→ Texto para leitura:
------------------------------------------------

Entre as entrevistadas da pesquisa está a arquiteta Mônica Benício, que conta como a internet gerou uma rede de solidariedade internacional dos movimentos lésbicos que a fizeram sentir-se incluída e acolhida após o assassinato de sua companheira, a vereadora Marielle Franco, em 2018.”Após o assassinato, quando eu vou para o Instagram, minha militância toma uma outra proporção, porque eu me torno uma mulher que reivindica o direito de querer descobrir quem matou sua esposa”, conta a arquiteta.
“Percebemos a rede tanto como um espaço de comunidade, solidariedade, reforço mútuo, quanto um espaço que proporciona experiências violentas, seja pelos ataques de ódio, seja pela violência imposta pela própria lógica do algoritmo”, afirma Varon.
Nesse sentido, a pesquisadora ressalta a importância de dois pontos que considera positivos do projeto de lei 2.630, conhecido como PL das Fake News: a obrigatoriedade de as plataformas serem mais transparentes e de instaurarem um devido processo extrajudicial para permitir que o usuário possa saber o que acontece quando faz uma denúncia ou tem uma publicação derrubada.

------------------------------------------------

[Entradas de dados extraídos]
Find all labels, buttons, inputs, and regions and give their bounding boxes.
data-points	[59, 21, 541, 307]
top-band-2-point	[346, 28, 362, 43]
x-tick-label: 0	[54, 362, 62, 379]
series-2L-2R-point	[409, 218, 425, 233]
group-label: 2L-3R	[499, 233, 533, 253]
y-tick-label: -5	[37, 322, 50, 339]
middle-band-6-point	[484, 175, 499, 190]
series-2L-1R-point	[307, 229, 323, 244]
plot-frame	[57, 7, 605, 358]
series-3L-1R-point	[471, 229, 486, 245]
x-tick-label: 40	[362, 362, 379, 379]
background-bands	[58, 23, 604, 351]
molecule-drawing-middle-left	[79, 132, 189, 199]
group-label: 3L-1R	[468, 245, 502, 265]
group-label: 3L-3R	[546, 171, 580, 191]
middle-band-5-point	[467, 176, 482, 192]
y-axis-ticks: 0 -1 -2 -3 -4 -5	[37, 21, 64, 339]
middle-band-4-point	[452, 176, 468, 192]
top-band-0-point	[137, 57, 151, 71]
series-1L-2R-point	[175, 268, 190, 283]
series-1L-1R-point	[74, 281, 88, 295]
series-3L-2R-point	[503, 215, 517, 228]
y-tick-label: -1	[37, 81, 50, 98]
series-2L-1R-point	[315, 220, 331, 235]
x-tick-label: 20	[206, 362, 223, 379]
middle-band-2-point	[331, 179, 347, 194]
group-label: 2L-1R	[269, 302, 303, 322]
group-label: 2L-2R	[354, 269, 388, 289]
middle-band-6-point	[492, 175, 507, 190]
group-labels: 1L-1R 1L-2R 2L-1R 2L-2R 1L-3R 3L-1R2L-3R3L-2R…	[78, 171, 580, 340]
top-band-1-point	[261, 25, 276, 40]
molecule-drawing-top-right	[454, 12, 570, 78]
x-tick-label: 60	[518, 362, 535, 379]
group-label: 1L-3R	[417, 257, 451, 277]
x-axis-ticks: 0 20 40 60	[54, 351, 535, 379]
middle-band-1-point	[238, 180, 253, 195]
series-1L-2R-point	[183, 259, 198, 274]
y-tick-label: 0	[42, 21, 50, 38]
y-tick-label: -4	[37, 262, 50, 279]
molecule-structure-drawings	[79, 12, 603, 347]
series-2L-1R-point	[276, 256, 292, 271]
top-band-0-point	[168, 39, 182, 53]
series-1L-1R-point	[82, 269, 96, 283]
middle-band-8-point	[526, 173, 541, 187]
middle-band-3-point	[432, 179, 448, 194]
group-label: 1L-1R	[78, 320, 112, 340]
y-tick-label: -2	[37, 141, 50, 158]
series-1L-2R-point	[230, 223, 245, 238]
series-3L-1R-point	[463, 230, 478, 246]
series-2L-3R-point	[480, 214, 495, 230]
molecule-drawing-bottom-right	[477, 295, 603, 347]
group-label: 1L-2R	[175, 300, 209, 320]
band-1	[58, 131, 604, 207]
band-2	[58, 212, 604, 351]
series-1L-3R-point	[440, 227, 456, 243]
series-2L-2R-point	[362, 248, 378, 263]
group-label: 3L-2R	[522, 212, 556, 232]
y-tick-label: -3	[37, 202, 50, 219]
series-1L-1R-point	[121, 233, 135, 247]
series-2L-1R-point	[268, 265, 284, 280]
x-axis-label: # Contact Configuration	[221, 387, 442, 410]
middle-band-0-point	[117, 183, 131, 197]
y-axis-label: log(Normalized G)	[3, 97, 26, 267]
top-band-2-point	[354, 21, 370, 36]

------------------------------------------------

→ Requisitos:
(A) De acordo com o texto sobre a pesquisa, qual projeto de lei é conhecido como PL das Fake News?
(B) Reproduza o trecho do texto sobre a pesquisa que se abre com as palavras "Entre as entrevistadas" e se fecha com "conta a arquiteta.".
(C) Complete a parte seguinte do texto sobre a pesquisa, começando logo após a última frase apresentada.
A listagem não tem relação alguma com o texto sobre a pesquisa.

→ Respostas por tarefa:
(A) O projeto de lei 2.630.

(B)
Entre as entrevistadas da pesquisa está a arquiteta Mônica Benício, que conta como a internet gerou uma rede de solidariedade internacional dos movimentos lésbicos que a fizeram sentir-se incluída e acolhida após o assassinato de sua companheira, a vereadora Marielle Franco, em 2018.”Após o assassinato, quando eu vou para o Instagram, minha militância toma uma outra proporção, porque eu me torno uma mulher que reivindica o direito de querer descobrir quem matou sua esposa”, conta a arquiteta.

(C)
Mas, para Varon, as plataformas têm suas limitações: “É como diz a escritora americana Audre Lorde, mulher negra, lésbica e feminista, “as ferramentas do mestre nunca irão desmantelar a casa do mestre”. Essas ferramentas de redes sociais são de empresas que tem grandes monopólios. A gente pode temporariamente ganhar nesse jogo, ocupar e ter nossas comunidades ali, mas é importante viabilizar outras ferramentas que tenham outros valores. Hoje existem várias cyber feministas que estão desenvolvendo códigos e outras ferramentas e que têm o foco de trocar conhecimento para que tenhamos mais mulheres desenvolvedoras”, diz.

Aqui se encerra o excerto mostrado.